Problem requirements
Exact reproduction is required for all entries.

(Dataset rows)
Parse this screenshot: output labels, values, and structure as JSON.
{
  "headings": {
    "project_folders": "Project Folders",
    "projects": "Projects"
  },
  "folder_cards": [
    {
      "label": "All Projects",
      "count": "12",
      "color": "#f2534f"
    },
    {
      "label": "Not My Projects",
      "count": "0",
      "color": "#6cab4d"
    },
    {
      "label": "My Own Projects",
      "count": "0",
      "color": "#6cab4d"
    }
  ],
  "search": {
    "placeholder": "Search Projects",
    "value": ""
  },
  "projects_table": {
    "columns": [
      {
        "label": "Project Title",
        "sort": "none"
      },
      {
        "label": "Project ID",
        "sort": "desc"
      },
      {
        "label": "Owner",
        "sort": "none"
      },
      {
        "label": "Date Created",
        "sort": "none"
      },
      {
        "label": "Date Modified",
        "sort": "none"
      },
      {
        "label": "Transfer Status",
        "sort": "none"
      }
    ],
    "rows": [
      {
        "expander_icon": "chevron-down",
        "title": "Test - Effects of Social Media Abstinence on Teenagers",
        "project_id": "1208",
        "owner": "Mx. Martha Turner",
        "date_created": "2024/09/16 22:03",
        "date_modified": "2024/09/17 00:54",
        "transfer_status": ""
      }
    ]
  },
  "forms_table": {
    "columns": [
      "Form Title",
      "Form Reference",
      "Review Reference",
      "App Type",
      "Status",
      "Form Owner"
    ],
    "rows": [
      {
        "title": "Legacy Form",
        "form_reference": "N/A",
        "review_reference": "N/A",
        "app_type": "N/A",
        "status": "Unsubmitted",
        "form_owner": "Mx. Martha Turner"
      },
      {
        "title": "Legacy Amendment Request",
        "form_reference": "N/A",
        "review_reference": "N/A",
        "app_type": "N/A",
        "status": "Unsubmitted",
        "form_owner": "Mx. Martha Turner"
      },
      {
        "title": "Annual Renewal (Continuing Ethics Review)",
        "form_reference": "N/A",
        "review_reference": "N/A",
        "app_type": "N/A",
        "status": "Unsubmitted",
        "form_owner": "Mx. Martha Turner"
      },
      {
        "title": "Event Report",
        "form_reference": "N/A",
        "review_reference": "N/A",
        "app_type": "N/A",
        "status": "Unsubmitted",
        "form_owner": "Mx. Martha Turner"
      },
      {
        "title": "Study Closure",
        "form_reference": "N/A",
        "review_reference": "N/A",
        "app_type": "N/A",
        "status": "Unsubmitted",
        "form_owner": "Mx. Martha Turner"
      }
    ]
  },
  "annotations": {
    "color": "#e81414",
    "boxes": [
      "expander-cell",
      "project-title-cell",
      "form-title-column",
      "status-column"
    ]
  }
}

Reply
Parse this screenshot: output labels, values, and structure as JSON.
{
  "headings": {
    "project_folders": "Project Folders",
    "projects": "Projects"
  },
  "folder_cards": [
    {
      "label": "All Projects",
      "count": "12",
      "color": "#f2534f"
    },
    {
      "label": "Not My Projects",
      "count": "0",
      "color": "#6cab4d"
    },
    {
      "label": "My Own Projects",
      "count": "0",
      "color": "#6cab4d"
    }
  ],
  "search": {
    "placeholder": "Search Projects",
    "value": ""
  },
  "projects_table": {
    "columns": [
      {
        "label": "Project Title",
        "sort": "none"
      },
      {
        "label": "Project ID",
        "sort": "desc"
      },
      {
        "label": "Owner",
        "sort": "none"
      },
      {
        "label": "Date Created",
        "sort": "none"
      },
      {
        "label": "Date Modified",
        "sort": "none"
      },
      {
        "label": "Transfer Status",
        "sort": "none"
      }
    ],
    "rows": [
      {
        "expander_icon": "chevron-down",
        "title": "Test - Effects of Social Media Abstinence on Teenagers",
        "project_id": "1208",
        "owner": "Mx. Martha Turner",
        "date_created": "2024/09/16 22:03",
        "date_modified": "2024/09/17 00:54",
        "transfer_status": ""
      }
    ]
  },
  "forms_table": {
    "columns": [
      "Form Title",
      "Form Reference",
      "Review Reference",
      "App Type",
      "Status",
      "Form Owner"
    ],
    "rows": [
      {
        "title": "Legacy Form",
        "form_reference": "N/A",
        "review_reference": "N/A",
        "app_type": "N/A",
        "status": "Unsubmitted",
        "form_owner": "Mx. Martha Turner"
      },
      {
        "title": "Legacy Amendment Request",
        "form_reference": "N/A",
        "review_reference": "N/A",
        "app_type": "N/A",
        "status": "Unsubmitted",
        "form_owner": "Mx. Martha Turner"
      },
      {
        "title": "Annual Renewal (Continuing Ethics Review)",
        "form_reference": "N/A",
        "review_reference": "N/A",
        "app_type": "N/A",
        "status": "Unsubmitted",
        "form_owner": "Mx. Martha Turner"
      },
      {
        "title": "Event Report",
        "form_reference": "N/A",
        "review_reference": "N/A",
        "app_type": "N/A",
        "status": "Unsubmitted",
        "form_owner": "Mx. Martha Turner"
      },
      {
        "title": "Study Closure",
        "form_reference": "N/A",
        "review_reference": "N/A",
        "app_type": "N/A",
        "status": "Unsubmitted",
        "form_owner": "Mx. Martha Turner"
      }
    ]
  },
  "annotations": {
    "color": "#e81414",
    "boxes": [
      "expander-cell",
      "project-title-cell",
      "form-title-column",
      "status-column"
    ]
  }
}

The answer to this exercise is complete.